--- START OF Provided material ---

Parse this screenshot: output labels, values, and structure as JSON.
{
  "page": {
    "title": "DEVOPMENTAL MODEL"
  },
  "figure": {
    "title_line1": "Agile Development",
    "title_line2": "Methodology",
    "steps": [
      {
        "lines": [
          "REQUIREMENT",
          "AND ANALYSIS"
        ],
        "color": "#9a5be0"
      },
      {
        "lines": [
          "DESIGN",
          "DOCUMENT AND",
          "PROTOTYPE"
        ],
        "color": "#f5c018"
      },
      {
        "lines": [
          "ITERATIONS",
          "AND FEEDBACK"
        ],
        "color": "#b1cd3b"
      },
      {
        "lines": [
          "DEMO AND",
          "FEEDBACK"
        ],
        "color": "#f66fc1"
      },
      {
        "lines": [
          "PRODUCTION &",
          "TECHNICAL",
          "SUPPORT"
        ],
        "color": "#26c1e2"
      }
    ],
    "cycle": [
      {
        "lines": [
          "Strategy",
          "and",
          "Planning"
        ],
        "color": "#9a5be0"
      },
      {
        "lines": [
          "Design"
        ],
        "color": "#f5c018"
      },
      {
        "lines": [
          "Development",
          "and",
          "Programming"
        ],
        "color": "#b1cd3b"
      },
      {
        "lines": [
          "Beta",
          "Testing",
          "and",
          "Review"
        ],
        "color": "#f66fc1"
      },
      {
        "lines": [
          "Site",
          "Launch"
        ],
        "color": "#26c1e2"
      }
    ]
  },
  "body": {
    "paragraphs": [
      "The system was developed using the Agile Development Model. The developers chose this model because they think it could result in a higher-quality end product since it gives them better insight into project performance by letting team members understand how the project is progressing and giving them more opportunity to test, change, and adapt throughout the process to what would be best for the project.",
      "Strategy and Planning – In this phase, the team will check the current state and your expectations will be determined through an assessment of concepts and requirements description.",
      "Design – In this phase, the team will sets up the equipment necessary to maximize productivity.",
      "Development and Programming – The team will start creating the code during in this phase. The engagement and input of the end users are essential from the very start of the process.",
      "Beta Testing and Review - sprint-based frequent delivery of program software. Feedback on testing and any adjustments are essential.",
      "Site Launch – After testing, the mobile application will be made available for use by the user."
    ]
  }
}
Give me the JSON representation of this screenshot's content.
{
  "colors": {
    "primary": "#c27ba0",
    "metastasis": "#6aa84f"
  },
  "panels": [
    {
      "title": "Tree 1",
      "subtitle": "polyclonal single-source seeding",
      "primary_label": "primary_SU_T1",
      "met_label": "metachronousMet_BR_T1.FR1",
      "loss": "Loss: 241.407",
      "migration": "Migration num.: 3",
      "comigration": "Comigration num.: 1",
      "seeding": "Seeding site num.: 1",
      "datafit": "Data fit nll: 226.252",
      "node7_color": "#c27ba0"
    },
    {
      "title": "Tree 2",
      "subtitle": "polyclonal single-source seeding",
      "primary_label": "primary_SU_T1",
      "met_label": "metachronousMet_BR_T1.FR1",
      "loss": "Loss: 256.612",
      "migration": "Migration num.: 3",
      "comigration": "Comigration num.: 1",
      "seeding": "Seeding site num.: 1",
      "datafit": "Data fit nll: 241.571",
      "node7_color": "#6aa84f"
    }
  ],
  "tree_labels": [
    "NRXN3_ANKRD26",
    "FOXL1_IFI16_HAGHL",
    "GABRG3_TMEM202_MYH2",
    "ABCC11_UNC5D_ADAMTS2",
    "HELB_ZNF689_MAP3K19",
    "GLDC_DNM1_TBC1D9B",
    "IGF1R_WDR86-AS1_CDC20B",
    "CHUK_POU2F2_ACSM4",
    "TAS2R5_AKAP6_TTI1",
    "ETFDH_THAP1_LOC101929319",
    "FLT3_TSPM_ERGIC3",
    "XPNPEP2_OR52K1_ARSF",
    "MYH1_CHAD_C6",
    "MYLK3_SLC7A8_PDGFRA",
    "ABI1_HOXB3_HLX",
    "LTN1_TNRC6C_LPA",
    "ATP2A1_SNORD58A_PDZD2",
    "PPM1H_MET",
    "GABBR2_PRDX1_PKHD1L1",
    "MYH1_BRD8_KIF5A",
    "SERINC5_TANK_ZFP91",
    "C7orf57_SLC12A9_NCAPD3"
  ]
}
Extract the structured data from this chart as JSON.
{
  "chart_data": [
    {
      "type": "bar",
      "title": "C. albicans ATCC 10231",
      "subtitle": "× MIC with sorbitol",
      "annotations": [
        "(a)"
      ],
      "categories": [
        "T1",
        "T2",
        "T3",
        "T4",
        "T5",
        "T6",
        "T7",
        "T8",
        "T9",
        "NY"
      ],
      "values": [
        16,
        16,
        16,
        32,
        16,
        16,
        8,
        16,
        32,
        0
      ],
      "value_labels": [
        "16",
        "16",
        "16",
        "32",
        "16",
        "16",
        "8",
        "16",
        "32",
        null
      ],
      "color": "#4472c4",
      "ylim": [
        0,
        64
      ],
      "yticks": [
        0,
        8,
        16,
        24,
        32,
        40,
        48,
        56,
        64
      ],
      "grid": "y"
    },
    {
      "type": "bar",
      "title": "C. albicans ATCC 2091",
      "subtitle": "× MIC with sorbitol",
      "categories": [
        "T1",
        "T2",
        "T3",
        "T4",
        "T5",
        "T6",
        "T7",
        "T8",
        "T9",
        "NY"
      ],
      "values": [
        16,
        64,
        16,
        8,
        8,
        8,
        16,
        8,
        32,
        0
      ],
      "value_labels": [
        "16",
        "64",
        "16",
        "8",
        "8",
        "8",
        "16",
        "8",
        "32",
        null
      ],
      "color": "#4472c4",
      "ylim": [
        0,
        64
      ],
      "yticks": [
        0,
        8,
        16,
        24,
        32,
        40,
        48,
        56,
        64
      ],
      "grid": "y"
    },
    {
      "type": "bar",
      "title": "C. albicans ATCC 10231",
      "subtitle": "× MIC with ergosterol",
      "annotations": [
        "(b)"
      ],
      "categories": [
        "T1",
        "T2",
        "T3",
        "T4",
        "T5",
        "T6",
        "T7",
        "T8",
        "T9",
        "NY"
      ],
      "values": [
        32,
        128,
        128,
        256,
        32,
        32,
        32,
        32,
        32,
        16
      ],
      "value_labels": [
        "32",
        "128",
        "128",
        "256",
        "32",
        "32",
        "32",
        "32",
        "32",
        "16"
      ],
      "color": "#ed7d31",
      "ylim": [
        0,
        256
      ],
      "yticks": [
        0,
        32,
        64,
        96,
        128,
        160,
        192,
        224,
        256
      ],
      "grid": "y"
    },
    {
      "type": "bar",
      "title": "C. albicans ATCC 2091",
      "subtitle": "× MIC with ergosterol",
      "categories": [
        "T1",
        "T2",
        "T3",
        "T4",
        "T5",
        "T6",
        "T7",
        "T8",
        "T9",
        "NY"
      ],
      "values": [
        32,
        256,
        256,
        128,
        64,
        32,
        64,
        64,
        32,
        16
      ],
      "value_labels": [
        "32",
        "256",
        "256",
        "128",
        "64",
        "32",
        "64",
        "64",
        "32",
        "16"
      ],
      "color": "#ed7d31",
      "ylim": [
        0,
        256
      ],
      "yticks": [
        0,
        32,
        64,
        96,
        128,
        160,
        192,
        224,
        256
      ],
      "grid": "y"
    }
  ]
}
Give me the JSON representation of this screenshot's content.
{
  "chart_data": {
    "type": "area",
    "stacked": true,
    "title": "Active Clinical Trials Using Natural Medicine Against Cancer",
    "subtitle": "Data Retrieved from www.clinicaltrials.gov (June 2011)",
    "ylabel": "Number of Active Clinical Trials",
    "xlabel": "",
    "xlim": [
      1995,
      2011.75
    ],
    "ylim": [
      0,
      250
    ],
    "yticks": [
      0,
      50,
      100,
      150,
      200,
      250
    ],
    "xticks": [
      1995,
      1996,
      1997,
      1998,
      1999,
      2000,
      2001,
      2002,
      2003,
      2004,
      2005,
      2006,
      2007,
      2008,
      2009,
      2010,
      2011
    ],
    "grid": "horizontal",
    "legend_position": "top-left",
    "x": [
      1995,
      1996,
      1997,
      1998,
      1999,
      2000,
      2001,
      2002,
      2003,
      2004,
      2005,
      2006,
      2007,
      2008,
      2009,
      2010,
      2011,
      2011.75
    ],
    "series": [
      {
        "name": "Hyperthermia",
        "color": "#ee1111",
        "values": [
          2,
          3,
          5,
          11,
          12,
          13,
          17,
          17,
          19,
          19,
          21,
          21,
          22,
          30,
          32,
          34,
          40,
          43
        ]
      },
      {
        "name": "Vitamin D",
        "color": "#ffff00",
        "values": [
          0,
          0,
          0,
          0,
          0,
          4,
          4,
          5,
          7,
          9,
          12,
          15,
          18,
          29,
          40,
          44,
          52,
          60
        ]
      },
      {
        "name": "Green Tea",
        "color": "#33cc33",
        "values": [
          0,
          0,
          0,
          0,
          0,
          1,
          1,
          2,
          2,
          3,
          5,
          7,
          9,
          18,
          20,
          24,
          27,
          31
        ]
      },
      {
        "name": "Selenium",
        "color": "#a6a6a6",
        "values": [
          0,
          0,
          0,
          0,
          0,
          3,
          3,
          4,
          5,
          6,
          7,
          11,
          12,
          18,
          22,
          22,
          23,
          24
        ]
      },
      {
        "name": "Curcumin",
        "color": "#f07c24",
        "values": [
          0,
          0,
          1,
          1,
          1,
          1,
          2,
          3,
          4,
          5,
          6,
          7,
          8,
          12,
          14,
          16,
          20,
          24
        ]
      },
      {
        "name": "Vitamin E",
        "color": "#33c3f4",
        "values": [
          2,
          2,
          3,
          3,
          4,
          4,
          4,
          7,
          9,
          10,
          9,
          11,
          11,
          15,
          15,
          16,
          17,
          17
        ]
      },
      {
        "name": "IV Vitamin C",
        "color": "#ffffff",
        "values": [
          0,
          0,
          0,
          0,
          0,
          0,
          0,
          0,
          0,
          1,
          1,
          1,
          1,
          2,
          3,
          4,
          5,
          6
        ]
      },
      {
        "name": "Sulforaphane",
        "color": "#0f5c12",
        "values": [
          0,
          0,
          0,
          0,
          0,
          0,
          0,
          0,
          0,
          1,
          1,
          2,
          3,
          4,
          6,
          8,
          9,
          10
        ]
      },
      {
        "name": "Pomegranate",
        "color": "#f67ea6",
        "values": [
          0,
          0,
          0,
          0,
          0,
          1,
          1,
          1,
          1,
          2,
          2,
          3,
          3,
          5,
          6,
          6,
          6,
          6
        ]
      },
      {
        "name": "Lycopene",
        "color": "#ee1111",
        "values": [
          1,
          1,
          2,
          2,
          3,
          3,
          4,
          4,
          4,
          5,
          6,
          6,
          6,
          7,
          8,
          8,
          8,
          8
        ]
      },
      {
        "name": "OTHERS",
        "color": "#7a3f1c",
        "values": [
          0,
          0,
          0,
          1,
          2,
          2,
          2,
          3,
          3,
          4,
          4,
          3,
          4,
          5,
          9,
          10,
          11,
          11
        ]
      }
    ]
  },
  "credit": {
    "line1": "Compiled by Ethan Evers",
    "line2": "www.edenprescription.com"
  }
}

--- END OF Provided material ---

* **Aim of the task**
Looking at the records above, tally the lines holding "Programming" and reply with that number only.

* **Exercise answer**
2